> **Figure collection entries**:
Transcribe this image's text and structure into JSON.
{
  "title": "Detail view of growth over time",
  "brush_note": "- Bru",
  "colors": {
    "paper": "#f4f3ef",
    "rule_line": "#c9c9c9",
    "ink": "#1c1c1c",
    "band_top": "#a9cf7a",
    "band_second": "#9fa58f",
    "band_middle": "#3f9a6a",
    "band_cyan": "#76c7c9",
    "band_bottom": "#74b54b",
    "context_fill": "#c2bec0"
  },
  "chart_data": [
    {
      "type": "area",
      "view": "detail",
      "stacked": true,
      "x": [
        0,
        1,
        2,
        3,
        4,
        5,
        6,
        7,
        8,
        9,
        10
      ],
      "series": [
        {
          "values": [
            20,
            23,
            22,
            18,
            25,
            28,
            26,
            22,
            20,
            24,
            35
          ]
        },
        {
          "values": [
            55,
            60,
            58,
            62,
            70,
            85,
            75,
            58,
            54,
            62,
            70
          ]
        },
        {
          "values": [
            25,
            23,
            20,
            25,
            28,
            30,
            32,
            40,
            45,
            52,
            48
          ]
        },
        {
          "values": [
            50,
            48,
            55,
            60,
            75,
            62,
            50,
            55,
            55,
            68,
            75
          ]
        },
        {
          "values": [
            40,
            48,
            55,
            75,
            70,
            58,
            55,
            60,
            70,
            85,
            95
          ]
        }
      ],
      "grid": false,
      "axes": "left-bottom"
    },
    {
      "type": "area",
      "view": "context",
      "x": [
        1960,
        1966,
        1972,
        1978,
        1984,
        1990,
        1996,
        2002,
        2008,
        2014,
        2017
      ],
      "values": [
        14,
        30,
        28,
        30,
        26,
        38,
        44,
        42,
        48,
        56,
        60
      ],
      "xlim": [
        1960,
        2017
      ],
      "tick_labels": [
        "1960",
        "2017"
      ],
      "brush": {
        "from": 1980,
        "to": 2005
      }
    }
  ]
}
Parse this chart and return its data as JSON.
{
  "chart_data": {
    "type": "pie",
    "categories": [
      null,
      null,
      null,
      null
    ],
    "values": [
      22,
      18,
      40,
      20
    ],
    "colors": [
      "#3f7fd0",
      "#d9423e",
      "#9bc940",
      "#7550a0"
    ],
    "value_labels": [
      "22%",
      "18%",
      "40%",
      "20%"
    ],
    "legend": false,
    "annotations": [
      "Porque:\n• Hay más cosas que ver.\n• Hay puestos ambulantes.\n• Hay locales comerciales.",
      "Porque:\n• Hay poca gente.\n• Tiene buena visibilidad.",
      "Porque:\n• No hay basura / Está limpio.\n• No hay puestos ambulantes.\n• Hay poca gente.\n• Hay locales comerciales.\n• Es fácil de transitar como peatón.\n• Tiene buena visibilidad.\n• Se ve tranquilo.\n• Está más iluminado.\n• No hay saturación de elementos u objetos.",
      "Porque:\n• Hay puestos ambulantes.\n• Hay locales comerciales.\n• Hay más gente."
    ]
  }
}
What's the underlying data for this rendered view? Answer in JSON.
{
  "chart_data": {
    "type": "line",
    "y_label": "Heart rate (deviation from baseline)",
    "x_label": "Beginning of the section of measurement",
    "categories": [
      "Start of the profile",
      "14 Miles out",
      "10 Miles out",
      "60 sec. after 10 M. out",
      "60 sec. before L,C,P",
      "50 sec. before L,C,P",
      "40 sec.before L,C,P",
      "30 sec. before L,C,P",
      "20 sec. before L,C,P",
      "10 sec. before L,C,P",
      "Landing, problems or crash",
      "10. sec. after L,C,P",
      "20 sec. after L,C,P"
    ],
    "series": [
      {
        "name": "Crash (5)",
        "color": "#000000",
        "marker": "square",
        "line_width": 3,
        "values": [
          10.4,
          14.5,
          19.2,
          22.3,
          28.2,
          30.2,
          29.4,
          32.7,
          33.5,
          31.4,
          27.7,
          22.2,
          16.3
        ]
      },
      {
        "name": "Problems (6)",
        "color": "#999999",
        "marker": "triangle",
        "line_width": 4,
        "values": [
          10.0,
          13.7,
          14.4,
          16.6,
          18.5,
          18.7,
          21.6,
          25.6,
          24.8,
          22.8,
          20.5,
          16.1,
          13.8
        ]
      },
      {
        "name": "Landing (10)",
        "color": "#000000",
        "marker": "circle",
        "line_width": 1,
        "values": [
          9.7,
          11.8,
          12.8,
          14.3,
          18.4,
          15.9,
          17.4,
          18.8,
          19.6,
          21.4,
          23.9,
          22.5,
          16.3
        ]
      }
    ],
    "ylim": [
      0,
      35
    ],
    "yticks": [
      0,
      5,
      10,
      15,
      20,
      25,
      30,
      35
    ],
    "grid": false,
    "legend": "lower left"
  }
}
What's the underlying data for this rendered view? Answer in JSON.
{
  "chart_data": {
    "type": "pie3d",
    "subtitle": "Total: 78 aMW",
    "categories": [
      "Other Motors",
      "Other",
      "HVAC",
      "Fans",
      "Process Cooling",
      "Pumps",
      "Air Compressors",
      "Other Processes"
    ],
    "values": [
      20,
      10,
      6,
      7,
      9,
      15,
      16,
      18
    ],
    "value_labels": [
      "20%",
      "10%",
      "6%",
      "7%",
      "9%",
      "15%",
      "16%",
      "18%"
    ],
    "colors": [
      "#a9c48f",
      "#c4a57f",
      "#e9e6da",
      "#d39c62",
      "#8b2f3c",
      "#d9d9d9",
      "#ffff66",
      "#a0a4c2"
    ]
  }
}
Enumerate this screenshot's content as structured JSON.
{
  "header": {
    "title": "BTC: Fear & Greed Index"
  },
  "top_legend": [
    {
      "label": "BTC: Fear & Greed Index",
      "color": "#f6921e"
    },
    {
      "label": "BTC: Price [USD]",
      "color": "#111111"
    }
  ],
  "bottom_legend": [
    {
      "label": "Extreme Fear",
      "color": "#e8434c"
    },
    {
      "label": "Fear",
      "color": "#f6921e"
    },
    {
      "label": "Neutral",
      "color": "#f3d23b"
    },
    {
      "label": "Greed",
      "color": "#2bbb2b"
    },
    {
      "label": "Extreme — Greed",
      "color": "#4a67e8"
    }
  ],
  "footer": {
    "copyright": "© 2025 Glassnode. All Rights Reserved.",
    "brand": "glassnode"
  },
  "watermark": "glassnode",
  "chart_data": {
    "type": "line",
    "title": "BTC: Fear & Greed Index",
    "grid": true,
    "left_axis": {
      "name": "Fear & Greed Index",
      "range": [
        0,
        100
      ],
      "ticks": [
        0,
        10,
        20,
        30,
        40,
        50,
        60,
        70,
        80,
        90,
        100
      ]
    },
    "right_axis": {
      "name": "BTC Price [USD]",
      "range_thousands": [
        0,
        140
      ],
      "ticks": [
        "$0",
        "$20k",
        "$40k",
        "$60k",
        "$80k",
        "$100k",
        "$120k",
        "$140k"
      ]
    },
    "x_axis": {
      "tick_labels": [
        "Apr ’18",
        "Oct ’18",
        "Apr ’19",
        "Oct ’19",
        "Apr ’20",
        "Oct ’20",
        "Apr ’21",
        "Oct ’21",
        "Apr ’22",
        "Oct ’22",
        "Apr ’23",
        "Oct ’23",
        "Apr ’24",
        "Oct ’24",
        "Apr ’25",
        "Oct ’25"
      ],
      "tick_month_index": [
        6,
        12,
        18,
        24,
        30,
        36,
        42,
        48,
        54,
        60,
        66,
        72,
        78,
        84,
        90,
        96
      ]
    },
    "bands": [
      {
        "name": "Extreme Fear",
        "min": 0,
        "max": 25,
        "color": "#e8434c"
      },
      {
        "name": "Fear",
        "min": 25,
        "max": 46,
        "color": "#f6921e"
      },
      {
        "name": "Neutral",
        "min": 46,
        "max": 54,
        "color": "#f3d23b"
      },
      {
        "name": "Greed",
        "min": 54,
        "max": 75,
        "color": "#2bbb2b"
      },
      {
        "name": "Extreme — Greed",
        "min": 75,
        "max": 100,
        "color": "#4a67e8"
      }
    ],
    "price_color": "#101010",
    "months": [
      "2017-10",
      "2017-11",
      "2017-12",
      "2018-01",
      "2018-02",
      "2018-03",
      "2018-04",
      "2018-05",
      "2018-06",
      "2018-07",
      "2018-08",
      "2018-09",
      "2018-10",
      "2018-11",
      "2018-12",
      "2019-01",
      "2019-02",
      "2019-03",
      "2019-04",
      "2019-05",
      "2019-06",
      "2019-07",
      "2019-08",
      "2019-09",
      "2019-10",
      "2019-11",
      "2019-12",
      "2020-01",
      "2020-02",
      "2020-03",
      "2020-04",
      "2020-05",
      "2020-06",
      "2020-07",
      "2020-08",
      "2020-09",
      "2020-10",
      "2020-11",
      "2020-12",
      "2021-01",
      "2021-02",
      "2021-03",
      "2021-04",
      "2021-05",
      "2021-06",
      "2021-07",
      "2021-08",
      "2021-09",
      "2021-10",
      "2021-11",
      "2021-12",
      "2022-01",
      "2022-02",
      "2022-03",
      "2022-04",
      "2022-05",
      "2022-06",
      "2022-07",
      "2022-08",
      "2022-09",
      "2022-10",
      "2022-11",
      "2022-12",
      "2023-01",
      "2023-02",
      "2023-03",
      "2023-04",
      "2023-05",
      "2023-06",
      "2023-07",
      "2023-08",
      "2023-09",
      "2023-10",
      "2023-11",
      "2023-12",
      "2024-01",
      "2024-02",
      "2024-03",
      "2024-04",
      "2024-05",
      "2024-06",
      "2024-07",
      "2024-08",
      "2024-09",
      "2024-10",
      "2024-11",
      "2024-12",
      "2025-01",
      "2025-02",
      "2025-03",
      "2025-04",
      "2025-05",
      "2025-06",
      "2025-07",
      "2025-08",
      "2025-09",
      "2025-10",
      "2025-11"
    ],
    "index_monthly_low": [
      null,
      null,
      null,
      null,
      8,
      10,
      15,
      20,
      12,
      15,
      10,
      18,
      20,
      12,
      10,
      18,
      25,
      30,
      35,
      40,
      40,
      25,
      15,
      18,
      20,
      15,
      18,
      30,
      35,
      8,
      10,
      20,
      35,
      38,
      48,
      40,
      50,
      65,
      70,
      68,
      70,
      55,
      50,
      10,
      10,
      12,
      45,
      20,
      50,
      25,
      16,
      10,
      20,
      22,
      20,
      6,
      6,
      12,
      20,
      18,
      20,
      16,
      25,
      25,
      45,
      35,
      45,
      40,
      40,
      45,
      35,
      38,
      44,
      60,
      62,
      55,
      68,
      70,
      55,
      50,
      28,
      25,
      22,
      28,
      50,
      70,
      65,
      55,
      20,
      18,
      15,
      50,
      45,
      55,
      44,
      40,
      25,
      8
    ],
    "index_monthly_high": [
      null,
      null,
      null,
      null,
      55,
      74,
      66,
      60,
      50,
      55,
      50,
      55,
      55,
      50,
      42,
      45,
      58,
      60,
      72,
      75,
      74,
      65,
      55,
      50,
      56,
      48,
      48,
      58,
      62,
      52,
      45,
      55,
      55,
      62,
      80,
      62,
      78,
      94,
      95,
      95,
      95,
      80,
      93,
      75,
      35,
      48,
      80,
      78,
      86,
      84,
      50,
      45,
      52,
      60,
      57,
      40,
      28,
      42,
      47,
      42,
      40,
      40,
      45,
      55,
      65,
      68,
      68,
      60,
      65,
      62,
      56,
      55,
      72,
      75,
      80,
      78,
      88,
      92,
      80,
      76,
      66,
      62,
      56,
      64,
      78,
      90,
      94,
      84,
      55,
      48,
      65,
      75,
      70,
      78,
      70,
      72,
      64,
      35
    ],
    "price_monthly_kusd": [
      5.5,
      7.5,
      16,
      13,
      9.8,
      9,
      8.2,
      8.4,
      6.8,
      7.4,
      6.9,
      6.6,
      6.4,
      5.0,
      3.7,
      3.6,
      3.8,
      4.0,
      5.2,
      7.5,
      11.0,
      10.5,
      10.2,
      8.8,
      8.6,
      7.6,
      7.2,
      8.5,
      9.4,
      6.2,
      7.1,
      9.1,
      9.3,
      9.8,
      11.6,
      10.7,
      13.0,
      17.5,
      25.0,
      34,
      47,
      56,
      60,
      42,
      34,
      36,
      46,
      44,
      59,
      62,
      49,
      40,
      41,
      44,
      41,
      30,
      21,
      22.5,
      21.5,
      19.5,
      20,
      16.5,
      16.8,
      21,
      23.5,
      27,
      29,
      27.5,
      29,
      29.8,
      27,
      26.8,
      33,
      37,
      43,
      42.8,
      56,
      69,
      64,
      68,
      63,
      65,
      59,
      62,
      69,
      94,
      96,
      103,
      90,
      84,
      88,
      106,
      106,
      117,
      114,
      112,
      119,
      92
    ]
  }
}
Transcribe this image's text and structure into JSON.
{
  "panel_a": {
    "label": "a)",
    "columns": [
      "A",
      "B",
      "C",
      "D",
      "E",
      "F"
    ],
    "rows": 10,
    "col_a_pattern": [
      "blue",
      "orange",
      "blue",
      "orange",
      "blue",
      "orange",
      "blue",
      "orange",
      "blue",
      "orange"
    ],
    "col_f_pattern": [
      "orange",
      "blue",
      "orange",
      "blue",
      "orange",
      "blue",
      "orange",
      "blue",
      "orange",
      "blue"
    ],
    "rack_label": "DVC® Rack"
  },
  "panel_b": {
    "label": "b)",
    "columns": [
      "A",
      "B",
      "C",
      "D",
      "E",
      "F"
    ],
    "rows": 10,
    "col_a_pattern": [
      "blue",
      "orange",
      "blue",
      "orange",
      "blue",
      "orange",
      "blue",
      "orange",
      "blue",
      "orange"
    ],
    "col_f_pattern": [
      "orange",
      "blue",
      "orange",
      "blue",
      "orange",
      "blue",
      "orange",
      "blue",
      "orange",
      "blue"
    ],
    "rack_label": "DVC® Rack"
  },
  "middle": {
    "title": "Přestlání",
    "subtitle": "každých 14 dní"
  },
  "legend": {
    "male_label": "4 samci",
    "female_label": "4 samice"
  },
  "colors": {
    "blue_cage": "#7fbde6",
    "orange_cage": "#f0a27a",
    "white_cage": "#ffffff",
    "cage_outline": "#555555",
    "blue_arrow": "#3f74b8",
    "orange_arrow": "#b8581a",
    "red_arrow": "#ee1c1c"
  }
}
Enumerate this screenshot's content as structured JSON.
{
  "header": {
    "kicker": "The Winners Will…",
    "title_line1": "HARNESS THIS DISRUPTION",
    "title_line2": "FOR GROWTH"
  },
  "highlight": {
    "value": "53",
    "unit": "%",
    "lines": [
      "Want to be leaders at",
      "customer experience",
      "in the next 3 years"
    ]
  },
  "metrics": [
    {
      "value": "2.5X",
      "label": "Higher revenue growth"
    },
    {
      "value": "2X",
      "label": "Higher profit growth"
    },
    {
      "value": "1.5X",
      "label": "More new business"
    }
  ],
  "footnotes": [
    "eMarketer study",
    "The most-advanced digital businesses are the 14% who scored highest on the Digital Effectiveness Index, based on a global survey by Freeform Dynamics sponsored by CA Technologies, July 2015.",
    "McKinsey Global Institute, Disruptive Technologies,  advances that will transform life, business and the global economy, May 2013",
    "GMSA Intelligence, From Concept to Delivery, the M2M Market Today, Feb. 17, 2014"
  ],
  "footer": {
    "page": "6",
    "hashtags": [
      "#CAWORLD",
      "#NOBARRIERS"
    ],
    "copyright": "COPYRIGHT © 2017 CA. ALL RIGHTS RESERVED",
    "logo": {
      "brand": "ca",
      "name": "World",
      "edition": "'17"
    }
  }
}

> **Challenge**:
Select every line above that contains the word "Greed", and copy it.

> **Response to the exercise**:
    "title": "BTC: Fear & Greed Index"
      "label": "BTC: Fear & Greed Index",
      "label": "Greed",
      "label": "Extreme — Greed",
    "title": "BTC: Fear & Greed Index",
      "name": "Fear & Greed Index",
        "name": "Greed",
        "name": "Extreme — Greed",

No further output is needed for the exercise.